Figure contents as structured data
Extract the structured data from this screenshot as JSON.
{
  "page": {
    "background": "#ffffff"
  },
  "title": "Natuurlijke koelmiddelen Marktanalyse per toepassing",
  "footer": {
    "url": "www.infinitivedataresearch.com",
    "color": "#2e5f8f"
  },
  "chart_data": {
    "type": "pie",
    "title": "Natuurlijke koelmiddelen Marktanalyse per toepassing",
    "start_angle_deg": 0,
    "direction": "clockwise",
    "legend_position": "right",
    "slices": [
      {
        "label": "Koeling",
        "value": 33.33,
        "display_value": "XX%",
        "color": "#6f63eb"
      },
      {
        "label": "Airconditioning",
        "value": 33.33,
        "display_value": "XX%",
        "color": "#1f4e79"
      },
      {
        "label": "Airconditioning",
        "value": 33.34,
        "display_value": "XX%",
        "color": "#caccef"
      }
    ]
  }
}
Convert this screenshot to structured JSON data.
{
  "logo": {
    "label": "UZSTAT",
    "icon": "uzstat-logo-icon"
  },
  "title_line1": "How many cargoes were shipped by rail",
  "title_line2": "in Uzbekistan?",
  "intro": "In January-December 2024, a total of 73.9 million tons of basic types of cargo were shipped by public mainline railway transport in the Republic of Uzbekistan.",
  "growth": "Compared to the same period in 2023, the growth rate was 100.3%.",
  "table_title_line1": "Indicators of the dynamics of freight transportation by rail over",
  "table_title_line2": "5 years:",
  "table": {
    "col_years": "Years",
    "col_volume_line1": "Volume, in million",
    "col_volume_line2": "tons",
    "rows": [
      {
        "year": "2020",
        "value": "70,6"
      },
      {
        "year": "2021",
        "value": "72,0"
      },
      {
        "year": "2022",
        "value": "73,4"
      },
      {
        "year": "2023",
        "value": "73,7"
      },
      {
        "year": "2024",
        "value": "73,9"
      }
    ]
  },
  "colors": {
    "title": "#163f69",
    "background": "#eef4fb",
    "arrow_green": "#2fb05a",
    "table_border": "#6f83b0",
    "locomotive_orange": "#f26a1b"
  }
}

• [Stated goal]:
Your task is to repeat every line exactly.

• [Completed task]:
Extract the structured data from this screenshot as JSON.
{
  "page": {
    "background": "#ffffff"
  },
  "title": "Natuurlijke koelmiddelen Marktanalyse per toepassing",
  "footer": {
    "url": "www.infinitivedataresearch.com",
    "color": "#2e5f8f"
  },
  "chart_data": {
    "type": "pie",
    "title": "Natuurlijke koelmiddelen Marktanalyse per toepassing",
    "start_angle_deg": 0,
    "direction": "clockwise",
    "legend_position": "right",
    "slices": [
      {
        "label": "Koeling",
        "value": 33.33,
        "display_value": "XX%",
        "color": "#6f63eb"
      },
      {
        "label": "Airconditioning",
        "value": 33.33,
        "display_value": "XX%",
        "color": "#1f4e79"
      },
      {
        "label": "Airconditioning",
        "value": 33.34,
        "display_value": "XX%",
        "color": "#caccef"
      }
    ]
  }
}
Convert this screenshot to structured JSON data.
{
  "logo": {
    "label": "UZSTAT",
    "icon": "uzstat-logo-icon"
  },
  "title_line1": "How many cargoes were shipped by rail",
  "title_line2": "in Uzbekistan?",
  "intro": "In January-December 2024, a total of 73.9 million tons of basic types of cargo were shipped by public mainline railway transport in the Republic of Uzbekistan.",
  "growth": "Compared to the same period in 2023, the growth rate was 100.3%.",
  "table_title_line1": "Indicators of the dynamics of freight transportation by rail over",
  "table_title_line2": "5 years:",
  "table": {
    "col_years": "Years",
    "col_volume_line1": "Volume, in million",
    "col_volume_line2": "tons",
    "rows": [
      {
        "year": "2020",
        "value": "70,6"
      },
      {
        "year": "2021",
        "value": "72,0"
      },
      {
        "year": "2022",
        "value": "73,4"
      },
      {
        "year": "2023",
        "value": "73,7"
      },
      {
        "year": "2024",
        "value": "73,9"
      }
    ]
  },
  "colors": {
    "title": "#163f69",
    "background": "#eef4fb",
    "arrow_green": "#2fb05a",
    "table_border": "#6f83b0",
    "locomotive_orange": "#f26a1b"
  }
}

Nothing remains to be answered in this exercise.